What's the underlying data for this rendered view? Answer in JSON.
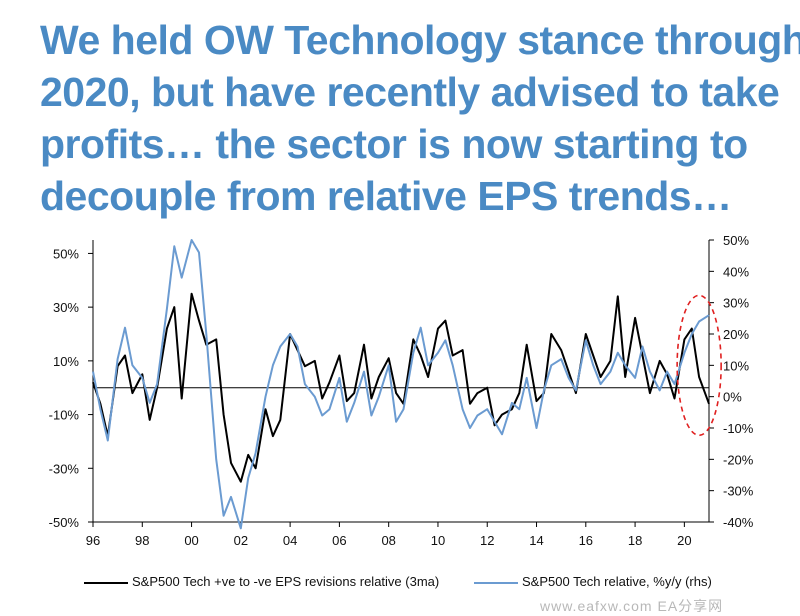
{
  "title_lines": [
    "We held OW Technology stance through",
    "2020, but have recently advised to take",
    "profits… the sector is now starting to",
    "decouple from relative EPS trends…"
  ],
  "watermark": "www.eafxw.com  EA分享网",
  "colors": {
    "title": "#4a8ac4",
    "series1": "#000000",
    "series2": "#6b9bd1",
    "annotation": "#e02020"
  },
  "chart_data": {
    "type": "line",
    "title": "",
    "x_ticks": [
      "96",
      "98",
      "00",
      "02",
      "04",
      "06",
      "08",
      "10",
      "12",
      "14",
      "16",
      "18",
      "20"
    ],
    "xlim": [
      1996,
      2021
    ],
    "y_left": {
      "ticks": [
        "50%",
        "30%",
        "10%",
        "-10%",
        "-30%",
        "-50%"
      ],
      "lim": [
        -50,
        55
      ]
    },
    "y_right": {
      "ticks": [
        "50%",
        "40%",
        "30%",
        "20%",
        "10%",
        "0%",
        "-10%",
        "-20%",
        "-30%",
        "-40%"
      ],
      "lim": [
        -40,
        50
      ]
    },
    "grid": false,
    "legend_position": "bottom",
    "annotation": "red dashed ellipse around 2020–2021",
    "series": [
      {
        "name": "S&P500 Tech +ve to -ve EPS revisions relative (3ma)",
        "axis": "left",
        "color": "#000000",
        "x": [
          1996.0,
          1996.3,
          1996.6,
          1997.0,
          1997.3,
          1997.6,
          1998.0,
          1998.3,
          1998.6,
          1999.0,
          1999.3,
          1999.6,
          2000.0,
          2000.3,
          2000.6,
          2001.0,
          2001.3,
          2001.6,
          2002.0,
          2002.3,
          2002.6,
          2003.0,
          2003.3,
          2003.6,
          2004.0,
          2004.3,
          2004.6,
          2005.0,
          2005.3,
          2005.6,
          2006.0,
          2006.3,
          2006.6,
          2007.0,
          2007.3,
          2007.6,
          2008.0,
          2008.3,
          2008.6,
          2009.0,
          2009.3,
          2009.6,
          2010.0,
          2010.3,
          2010.6,
          2011.0,
          2011.3,
          2011.6,
          2012.0,
          2012.3,
          2012.6,
          2013.0,
          2013.3,
          2013.6,
          2014.0,
          2014.3,
          2014.6,
          2015.0,
          2015.3,
          2015.6,
          2016.0,
          2016.3,
          2016.6,
          2017.0,
          2017.3,
          2017.6,
          2018.0,
          2018.3,
          2018.6,
          2019.0,
          2019.3,
          2019.6,
          2020.0,
          2020.3,
          2020.6,
          2021.0
        ],
        "y": [
          2,
          -6,
          -18,
          8,
          12,
          -2,
          5,
          -12,
          0,
          22,
          30,
          -4,
          35,
          25,
          16,
          18,
          -10,
          -28,
          -35,
          -25,
          -30,
          -8,
          -18,
          -12,
          20,
          14,
          8,
          10,
          -4,
          2,
          12,
          -5,
          -2,
          16,
          -4,
          4,
          11,
          -2,
          -6,
          18,
          12,
          4,
          22,
          25,
          12,
          14,
          -6,
          -2,
          0,
          -14,
          -10,
          -8,
          -2,
          16,
          -5,
          -2,
          20,
          14,
          6,
          -2,
          20,
          12,
          4,
          10,
          34,
          4,
          26,
          12,
          -2,
          10,
          5,
          -4,
          18,
          22,
          4,
          -6
        ]
      },
      {
        "name": "S&P500 Tech relative, %y/y (rhs)",
        "axis": "right",
        "color": "#6b9bd1",
        "x": [
          1996.0,
          1996.3,
          1996.6,
          1997.0,
          1997.3,
          1997.6,
          1998.0,
          1998.3,
          1998.6,
          1999.0,
          1999.3,
          1999.6,
          2000.0,
          2000.3,
          2000.6,
          2001.0,
          2001.3,
          2001.6,
          2002.0,
          2002.3,
          2002.6,
          2003.0,
          2003.3,
          2003.6,
          2004.0,
          2004.3,
          2004.6,
          2005.0,
          2005.3,
          2005.6,
          2006.0,
          2006.3,
          2006.6,
          2007.0,
          2007.3,
          2007.6,
          2008.0,
          2008.3,
          2008.6,
          2009.0,
          2009.3,
          2009.6,
          2010.0,
          2010.3,
          2010.6,
          2011.0,
          2011.3,
          2011.6,
          2012.0,
          2012.3,
          2012.6,
          2013.0,
          2013.3,
          2013.6,
          2014.0,
          2014.3,
          2014.6,
          2015.0,
          2015.3,
          2015.6,
          2016.0,
          2016.3,
          2016.6,
          2017.0,
          2017.3,
          2017.6,
          2018.0,
          2018.3,
          2018.6,
          2019.0,
          2019.3,
          2019.6,
          2020.0,
          2020.3,
          2020.6,
          2021.0
        ],
        "y": [
          8,
          -4,
          -14,
          12,
          22,
          10,
          6,
          -2,
          4,
          28,
          48,
          38,
          50,
          46,
          20,
          -20,
          -38,
          -32,
          -42,
          -26,
          -18,
          0,
          10,
          16,
          20,
          16,
          4,
          0,
          -6,
          -4,
          6,
          -8,
          -2,
          8,
          -6,
          0,
          10,
          -8,
          -4,
          14,
          22,
          10,
          14,
          18,
          10,
          -4,
          -10,
          -6,
          -4,
          -8,
          -12,
          -2,
          -4,
          6,
          -10,
          2,
          10,
          12,
          6,
          2,
          18,
          10,
          4,
          8,
          14,
          10,
          6,
          16,
          8,
          2,
          8,
          4,
          14,
          20,
          24,
          26
        ]
      }
    ]
  }
}
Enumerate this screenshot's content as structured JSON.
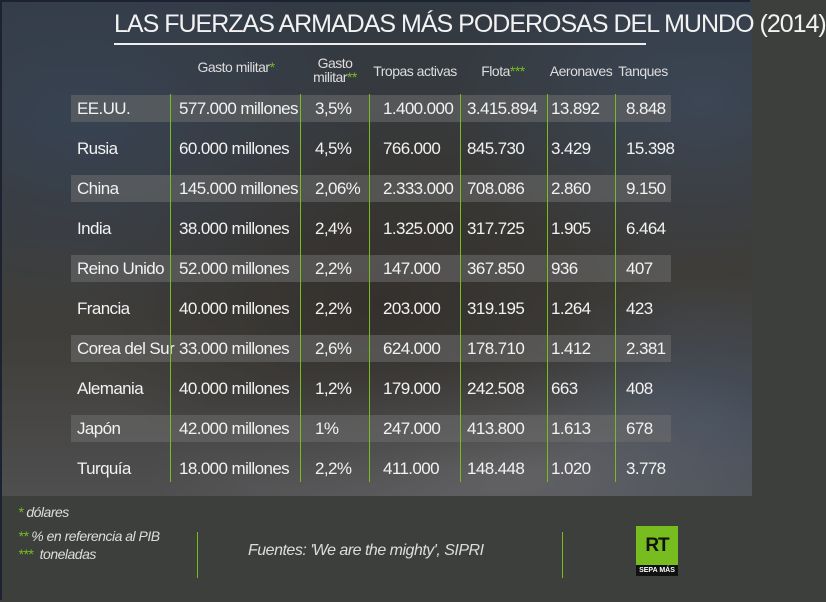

# EXERCISE DESCRIPTION:
Set every line down exactly as written, leaving each picture out.

# ANSWER FOR THE TASK:
What's the underlying data for this rendered view? Answer in JSON.
{
  "title_lines": [
    "We held OW Technology stance through",
    "2020, but have recently advised to take",
    "profits… the sector is now starting to",
    "decouple from relative EPS trends…"
  ],
  "watermark": "www.eafxw.com  EA分享网",
  "colors": {
    "title": "#4a8ac4",
    "series1": "#000000",
    "series2": "#6b9bd1",
    "annotation": "#e02020"
  },
  "chart_data": {
    "type": "line",
    "title": "",
    "x_ticks": [
      "96",
      "98",
      "00",
      "02",
      "04",
      "06",
      "08",
      "10",
      "12",
      "14",
      "16",
      "18",
      "20"
    ],
    "xlim": [
      1996,
      2021
    ],
    "y_left": {
      "ticks": [
        "50%",
        "30%",
        "10%",
        "-10%",
        "-30%",
        "-50%"
      ],
      "lim": [
        -50,
        55
      ]
    },
    "y_right": {
      "ticks": [
        "50%",
        "40%",
        "30%",
        "20%",
        "10%",
        "0%",
        "-10%",
        "-20%",
        "-30%",
        "-40%"
      ],
      "lim": [
        -40,
        50
      ]
    },
    "grid": false,
    "legend_position": "bottom",
    "annotation": "red dashed ellipse around 2020–2021",
    "series": [
      {
        "name": "S&P500 Tech +ve to -ve EPS revisions relative (3ma)",
        "axis": "left",
        "color": "#000000",
        "x": [
          1996.0,
          1996.3,
          1996.6,
          1997.0,
          1997.3,
          1997.6,
          1998.0,
          1998.3,
          1998.6,
          1999.0,
          1999.3,
          1999.6,
          2000.0,
          2000.3,
          2000.6,
          2001.0,
          2001.3,
          2001.6,
          2002.0,
          2002.3,
          2002.6,
          2003.0,
          2003.3,
          2003.6,
          2004.0,
          2004.3,
          2004.6,
          2005.0,
          2005.3,
          2005.6,
          2006.0,
          2006.3,
          2006.6,
          2007.0,
          2007.3,
          2007.6,
          2008.0,
          2008.3,
          2008.6,
          2009.0,
          2009.3,
          2009.6,
          2010.0,
          2010.3,
          2010.6,
          2011.0,
          2011.3,
          2011.6,
          2012.0,
          2012.3,
          2012.6,
          2013.0,
          2013.3,
          2013.6,
          2014.0,
          2014.3,
          2014.6,
          2015.0,
          2015.3,
          2015.6,
          2016.0,
          2016.3,
          2016.6,
          2017.0,
          2017.3,
          2017.6,
          2018.0,
          2018.3,
          2018.6,
          2019.0,
          2019.3,
          2019.6,
          2020.0,
          2020.3,
          2020.6,
          2021.0
        ],
        "y": [
          2,
          -6,
          -18,
          8,
          12,
          -2,
          5,
          -12,
          0,
          22,
          30,
          -4,
          35,
          25,
          16,
          18,
          -10,
          -28,
          -35,
          -25,
          -30,
          -8,
          -18,
          -12,
          20,
          14,
          8,
          10,
          -4,
          2,
          12,
          -5,
          -2,
          16,
          -4,
          4,
          11,
          -2,
          -6,
          18,
          12,
          4,
          22,
          25,
          12,
          14,
          -6,
          -2,
          0,
          -14,
          -10,
          -8,
          -2,
          16,
          -5,
          -2,
          20,
          14,
          6,
          -2,
          20,
          12,
          4,
          10,
          34,
          4,
          26,
          12,
          -2,
          10,
          5,
          -4,
          18,
          22,
          4,
          -6
        ]
      },
      {
        "name": "S&P500 Tech relative, %y/y (rhs)",
        "axis": "right",
        "color": "#6b9bd1",
        "x": [
          1996.0,
          1996.3,
          1996.6,
          1997.0,
          1997.3,
          1997.6,
          1998.0,
          1998.3,
          1998.6,
          1999.0,
          1999.3,
          1999.6,
          2000.0,
          2000.3,
          2000.6,
          2001.0,
          2001.3,
          2001.6,
          2002.0,
          2002.3,
          2002.6,
          2003.0,
          2003.3,
          2003.6,
          2004.0,
          2004.3,
          2004.6,
          2005.0,
          2005.3,
          2005.6,
          2006.0,
          2006.3,
          2006.6,
          2007.0,
          2007.3,
          2007.6,
          2008.0,
          2008.3,
          2008.6,
          2009.0,
          2009.3,
          2009.6,
          2010.0,
          2010.3,
          2010.6,
          2011.0,
          2011.3,
          2011.6,
          2012.0,
          2012.3,
          2012.6,
          2013.0,
          2013.3,
          2013.6,
          2014.0,
          2014.3,
          2014.6,
          2015.0,
          2015.3,
          2015.6,
          2016.0,
          2016.3,
          2016.6,
          2017.0,
          2017.3,
          2017.6,
          2018.0,
          2018.3,
          2018.6,
          2019.0,
          2019.3,
          2019.6,
          2020.0,
          2020.3,
          2020.6,
          2021.0
        ],
        "y": [
          8,
          -4,
          -14,
          12,
          22,
          10,
          6,
          -2,
          4,
          28,
          48,
          38,
          50,
          46,
          20,
          -20,
          -38,
          -32,
          -42,
          -26,
          -18,
          0,
          10,
          16,
          20,
          16,
          4,
          0,
          -6,
          -4,
          6,
          -8,
          -2,
          8,
          -6,
          0,
          10,
          -8,
          -4,
          14,
          22,
          10,
          14,
          18,
          10,
          -4,
          -10,
          -6,
          -4,
          -8,
          -12,
          -2,
          -4,
          6,
          -10,
          2,
          10,
          12,
          6,
          2,
          18,
          10,
          4,
          8,
          14,
          10,
          6,
          16,
          8,
          2,
          8,
          4,
          14,
          20,
          24,
          26
        ]
      }
    ]
  }
}
Enumerate this screenshot's content as structured JSON.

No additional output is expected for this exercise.